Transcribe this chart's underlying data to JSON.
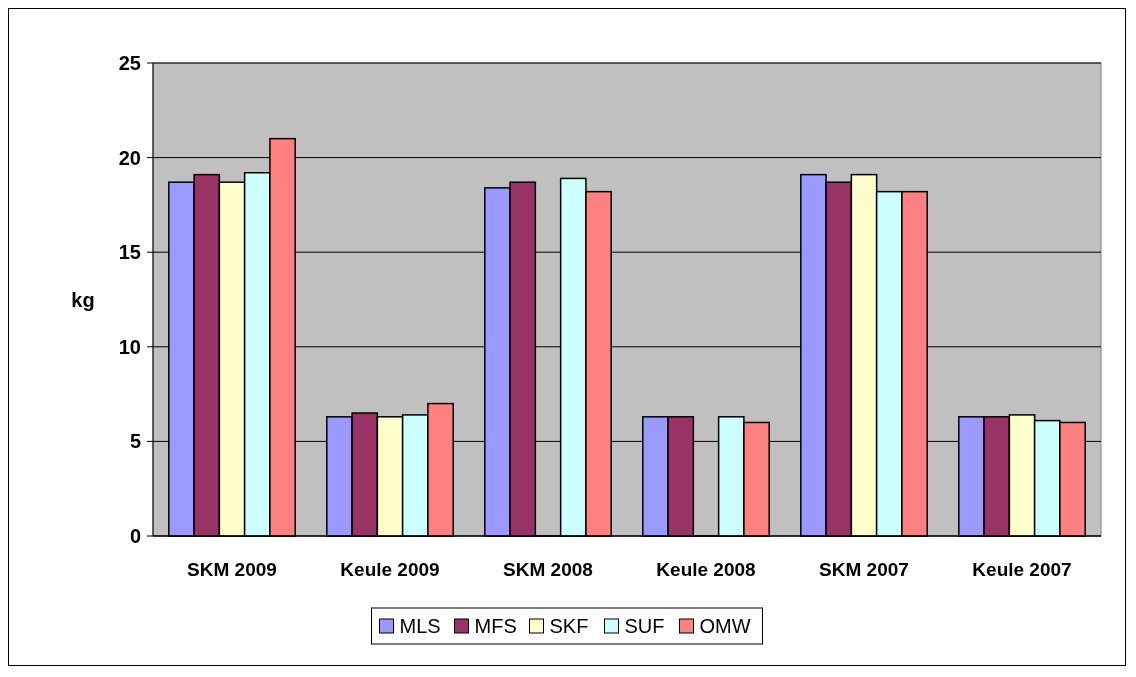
{
  "chart_data": {
    "type": "bar",
    "ylabel": "kg",
    "categories": [
      "SKM 2009",
      "Keule 2009",
      "SKM 2008",
      "Keule 2008",
      "SKM 2007",
      "Keule 2007"
    ],
    "series": [
      {
        "name": "MLS",
        "color": "#9999ff",
        "values": [
          18.7,
          6.3,
          18.4,
          6.3,
          19.1,
          6.3
        ]
      },
      {
        "name": "MFS",
        "color": "#993366",
        "values": [
          19.1,
          6.5,
          18.7,
          6.3,
          18.7,
          6.3
        ]
      },
      {
        "name": "SKF",
        "color": "#ffffcc",
        "values": [
          18.7,
          6.3,
          0,
          0,
          19.1,
          6.4
        ]
      },
      {
        "name": "SUF",
        "color": "#ccffff",
        "values": [
          19.2,
          6.4,
          18.9,
          6.3,
          18.2,
          6.1
        ]
      },
      {
        "name": "OMW",
        "color": "#ff8080",
        "values": [
          21.0,
          7.0,
          18.2,
          6.0,
          18.2,
          6.0
        ]
      }
    ],
    "ylim": [
      0,
      25
    ],
    "yticks": [
      0,
      5,
      10,
      15,
      20,
      25
    ],
    "grid": "y",
    "legend": "bottom"
  }
}
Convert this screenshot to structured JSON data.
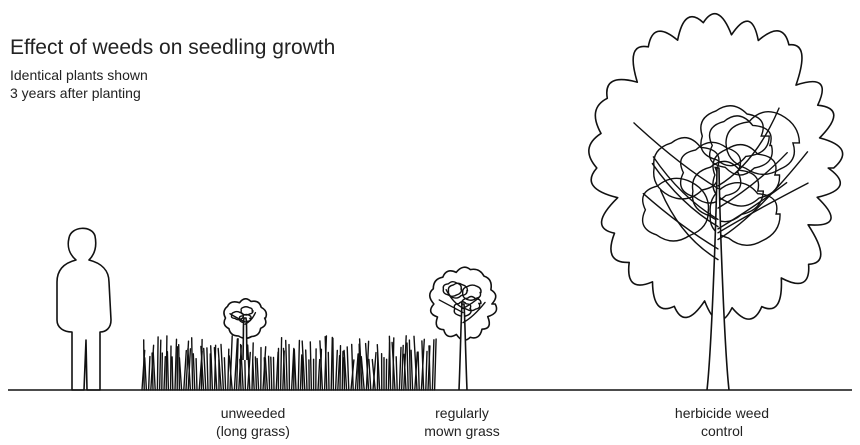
{
  "title": "Effect of weeds on seedling growth",
  "subtitle": [
    "Identical plants shown",
    "3 years after planting"
  ],
  "panels": [
    {
      "label": [
        "unweeded",
        "(long grass)"
      ]
    },
    {
      "label": [
        "regularly",
        "mown grass"
      ]
    },
    {
      "label": [
        "herbicide weed",
        "control"
      ]
    }
  ]
}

※

[Directive]
Copy the entries above faithfully and omit every image.

[Completed exercise]
Transcribe this chart's underlying data to JSON.
{
  "chart_data": {
    "type": "bar",
    "ylabel": "kg",
    "categories": [
      "SKM 2009",
      "Keule 2009",
      "SKM 2008",
      "Keule 2008",
      "SKM 2007",
      "Keule 2007"
    ],
    "series": [
      {
        "name": "MLS",
        "color": "#9999ff",
        "values": [
          18.7,
          6.3,
          18.4,
          6.3,
          19.1,
          6.3
        ]
      },
      {
        "name": "MFS",
        "color": "#993366",
        "values": [
          19.1,
          6.5,
          18.7,
          6.3,
          18.7,
          6.3
        ]
      },
      {
        "name": "SKF",
        "color": "#ffffcc",
        "values": [
          18.7,
          6.3,
          0,
          0,
          19.1,
          6.4
        ]
      },
      {
        "name": "SUF",
        "color": "#ccffff",
        "values": [
          19.2,
          6.4,
          18.9,
          6.3,
          18.2,
          6.1
        ]
      },
      {
        "name": "OMW",
        "color": "#ff8080",
        "values": [
          21.0,
          7.0,
          18.2,
          6.0,
          18.2,
          6.0
        ]
      }
    ],
    "ylim": [
      0,
      25
    ],
    "yticks": [
      0,
      5,
      10,
      15,
      20,
      25
    ],
    "grid": "y",
    "legend": "bottom"
  }
}
Convert this screenshot to structured JSON data.
{
  "title": "Effect of weeds on seedling growth",
  "subtitle": [
    "Identical plants shown",
    "3 years after planting"
  ],
  "panels": [
    {
      "label": [
        "unweeded",
        "(long grass)"
      ]
    },
    {
      "label": [
        "regularly",
        "mown grass"
      ]
    },
    {
      "label": [
        "herbicide weed",
        "control"
      ]
    }
  ]
}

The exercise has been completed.